Task to complete → Each line that follows should be printed again exactly as it stands.

Data for this task →
▼▼▼
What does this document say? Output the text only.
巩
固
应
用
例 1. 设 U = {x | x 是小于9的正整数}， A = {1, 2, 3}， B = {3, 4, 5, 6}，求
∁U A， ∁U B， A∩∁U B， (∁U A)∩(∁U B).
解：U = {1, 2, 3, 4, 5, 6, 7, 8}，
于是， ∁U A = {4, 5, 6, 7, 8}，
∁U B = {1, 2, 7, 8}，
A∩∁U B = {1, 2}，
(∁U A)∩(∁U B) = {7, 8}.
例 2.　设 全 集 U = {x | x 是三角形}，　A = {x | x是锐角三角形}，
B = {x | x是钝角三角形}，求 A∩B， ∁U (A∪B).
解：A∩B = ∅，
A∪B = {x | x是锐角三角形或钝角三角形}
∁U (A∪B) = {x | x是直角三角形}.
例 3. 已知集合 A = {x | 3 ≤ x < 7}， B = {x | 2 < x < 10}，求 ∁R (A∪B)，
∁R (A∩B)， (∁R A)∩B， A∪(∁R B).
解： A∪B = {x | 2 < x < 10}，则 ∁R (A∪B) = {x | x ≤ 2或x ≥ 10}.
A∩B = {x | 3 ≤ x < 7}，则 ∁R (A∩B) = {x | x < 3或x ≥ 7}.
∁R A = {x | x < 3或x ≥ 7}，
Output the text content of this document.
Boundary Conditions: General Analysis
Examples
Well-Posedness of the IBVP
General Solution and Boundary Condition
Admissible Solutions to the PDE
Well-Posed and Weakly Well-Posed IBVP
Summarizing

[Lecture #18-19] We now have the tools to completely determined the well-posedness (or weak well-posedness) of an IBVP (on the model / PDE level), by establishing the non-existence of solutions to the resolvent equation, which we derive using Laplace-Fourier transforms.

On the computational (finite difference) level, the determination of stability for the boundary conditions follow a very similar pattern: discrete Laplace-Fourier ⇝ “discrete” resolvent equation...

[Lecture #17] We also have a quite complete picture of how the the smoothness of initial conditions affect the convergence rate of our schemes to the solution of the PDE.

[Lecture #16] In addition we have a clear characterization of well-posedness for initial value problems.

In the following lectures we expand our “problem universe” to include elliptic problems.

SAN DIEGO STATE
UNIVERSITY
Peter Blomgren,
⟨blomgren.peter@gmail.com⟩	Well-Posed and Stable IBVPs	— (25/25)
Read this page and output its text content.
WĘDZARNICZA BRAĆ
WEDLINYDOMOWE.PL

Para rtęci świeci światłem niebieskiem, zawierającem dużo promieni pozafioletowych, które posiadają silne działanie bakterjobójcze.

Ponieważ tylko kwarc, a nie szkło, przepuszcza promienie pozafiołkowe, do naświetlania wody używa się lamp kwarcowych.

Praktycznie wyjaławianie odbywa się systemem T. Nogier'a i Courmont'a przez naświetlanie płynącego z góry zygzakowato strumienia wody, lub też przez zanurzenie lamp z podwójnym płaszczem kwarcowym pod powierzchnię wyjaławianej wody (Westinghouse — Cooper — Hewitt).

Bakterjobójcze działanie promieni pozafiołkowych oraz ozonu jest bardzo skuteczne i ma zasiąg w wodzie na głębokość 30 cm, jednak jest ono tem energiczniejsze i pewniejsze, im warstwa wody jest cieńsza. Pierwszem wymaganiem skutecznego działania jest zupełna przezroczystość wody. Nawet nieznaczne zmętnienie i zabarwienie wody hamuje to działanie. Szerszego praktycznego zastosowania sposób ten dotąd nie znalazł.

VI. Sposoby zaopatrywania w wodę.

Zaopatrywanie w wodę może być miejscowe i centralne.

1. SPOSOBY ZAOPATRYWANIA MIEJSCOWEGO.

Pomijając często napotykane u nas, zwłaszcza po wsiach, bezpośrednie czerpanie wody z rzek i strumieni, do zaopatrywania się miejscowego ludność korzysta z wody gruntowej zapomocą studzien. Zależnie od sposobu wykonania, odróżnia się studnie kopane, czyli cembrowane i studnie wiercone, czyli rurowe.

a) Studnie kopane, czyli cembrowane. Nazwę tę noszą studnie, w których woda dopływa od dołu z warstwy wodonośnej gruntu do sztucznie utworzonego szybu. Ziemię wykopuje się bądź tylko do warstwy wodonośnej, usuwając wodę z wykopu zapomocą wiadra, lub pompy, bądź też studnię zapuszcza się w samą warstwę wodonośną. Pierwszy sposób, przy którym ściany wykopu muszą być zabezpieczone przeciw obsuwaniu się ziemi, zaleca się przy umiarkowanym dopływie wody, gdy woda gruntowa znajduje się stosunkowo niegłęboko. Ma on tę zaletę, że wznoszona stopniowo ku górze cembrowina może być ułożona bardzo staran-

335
▲▲▲
Full answer →
What does this document say? Output the text only.
巩
固
应
用
例 1. 设 U = {x | x 是小于9的正整数}， A = {1, 2, 3}， B = {3, 4, 5, 6}，求
∁U A， ∁U B， A∩∁U B， (∁U A)∩(∁U B).
解：U = {1, 2, 3, 4, 5, 6, 7, 8}，
于是， ∁U A = {4, 5, 6, 7, 8}，
∁U B = {1, 2, 7, 8}，
A∩∁U B = {1, 2}，
(∁U A)∩(∁U B) = {7, 8}.
例 2.　设 全 集 U = {x | x 是三角形}，　A = {x | x是锐角三角形}，
B = {x | x是钝角三角形}，求 A∩B， ∁U (A∪B).
解：A∩B = ∅，
A∪B = {x | x是锐角三角形或钝角三角形}
∁U (A∪B) = {x | x是直角三角形}.
例 3. 已知集合 A = {x | 3 ≤ x < 7}， B = {x | 2 < x < 10}，求 ∁R (A∪B)，
∁R (A∩B)， (∁R A)∩B， A∪(∁R B).
解： A∪B = {x | 2 < x < 10}，则 ∁R (A∪B) = {x | x ≤ 2或x ≥ 10}.
A∩B = {x | 3 ≤ x < 7}，则 ∁R (A∩B) = {x | x < 3或x ≥ 7}.
∁R A = {x | x < 3或x ≥ 7}，
Output the text content of this document.
Boundary Conditions: General Analysis
Examples
Well-Posedness of the IBVP
General Solution and Boundary Condition
Admissible Solutions to the PDE
Well-Posed and Weakly Well-Posed IBVP
Summarizing

[Lecture #18-19] We now have the tools to completely determined the well-posedness (or weak well-posedness) of an IBVP (on the model / PDE level), by establishing the non-existence of solutions to the resolvent equation, which we derive using Laplace-Fourier transforms.

On the computational (finite difference) level, the determination of stability for the boundary conditions follow a very similar pattern: discrete Laplace-Fourier ⇝ “discrete” resolvent equation...

[Lecture #17] We also have a quite complete picture of how the the smoothness of initial conditions affect the convergence rate of our schemes to the solution of the PDE.

[Lecture #16] In addition we have a clear characterization of well-posedness for initial value problems.

In the following lectures we expand our “problem universe” to include elliptic problems.

SAN DIEGO STATE
UNIVERSITY
Peter Blomgren,
⟨blomgren.peter@gmail.com⟩	Well-Posed and Stable IBVPs	— (25/25)
Read this page and output its text content.
WĘDZARNICZA BRAĆ
WEDLINYDOMOWE.PL

Para rtęci świeci światłem niebieskiem, zawierającem dużo promieni pozafioletowych, które posiadają silne działanie bakterjobójcze.

Ponieważ tylko kwarc, a nie szkło, przepuszcza promienie pozafiołkowe, do naświetlania wody używa się lamp kwarcowych.

Praktycznie wyjaławianie odbywa się systemem T. Nogier'a i Courmont'a przez naświetlanie płynącego z góry zygzakowato strumienia wody, lub też przez zanurzenie lamp z podwójnym płaszczem kwarcowym pod powierzchnię wyjaławianej wody (Westinghouse — Cooper — Hewitt).

Bakterjobójcze działanie promieni pozafiołkowych oraz ozonu jest bardzo skuteczne i ma zasiąg w wodzie na głębokość 30 cm, jednak jest ono tem energiczniejsze i pewniejsze, im warstwa wody jest cieńsza. Pierwszem wymaganiem skutecznego działania jest zupełna przezroczystość wody. Nawet nieznaczne zmętnienie i zabarwienie wody hamuje to działanie. Szerszego praktycznego zastosowania sposób ten dotąd nie znalazł.

VI. Sposoby zaopatrywania w wodę.

Zaopatrywanie w wodę może być miejscowe i centralne.

1. SPOSOBY ZAOPATRYWANIA MIEJSCOWEGO.

Pomijając często napotykane u nas, zwłaszcza po wsiach, bezpośrednie czerpanie wody z rzek i strumieni, do zaopatrywania się miejscowego ludność korzysta z wody gruntowej zapomocą studzien. Zależnie od sposobu wykonania, odróżnia się studnie kopane, czyli cembrowane i studnie wiercone, czyli rurowe.

a) Studnie kopane, czyli cembrowane. Nazwę tę noszą studnie, w których woda dopływa od dołu z warstwy wodonośnej gruntu do sztucznie utworzonego szybu. Ziemię wykopuje się bądź tylko do warstwy wodonośnej, usuwając wodę z wykopu zapomocą wiadra, lub pompy, bądź też studnię zapuszcza się w samą warstwę wodonośną. Pierwszy sposób, przy którym ściany wykopu muszą być zabezpieczone przeciw obsuwaniu się ziemi, zaleca się przy umiarkowanym dopływie wody, gdy woda gruntowa znajduje się stosunkowo niegłęboko. Ma on tę zaletę, że wznoszona stopniowo ku górze cembrowina może być ułożona bardzo staran-

335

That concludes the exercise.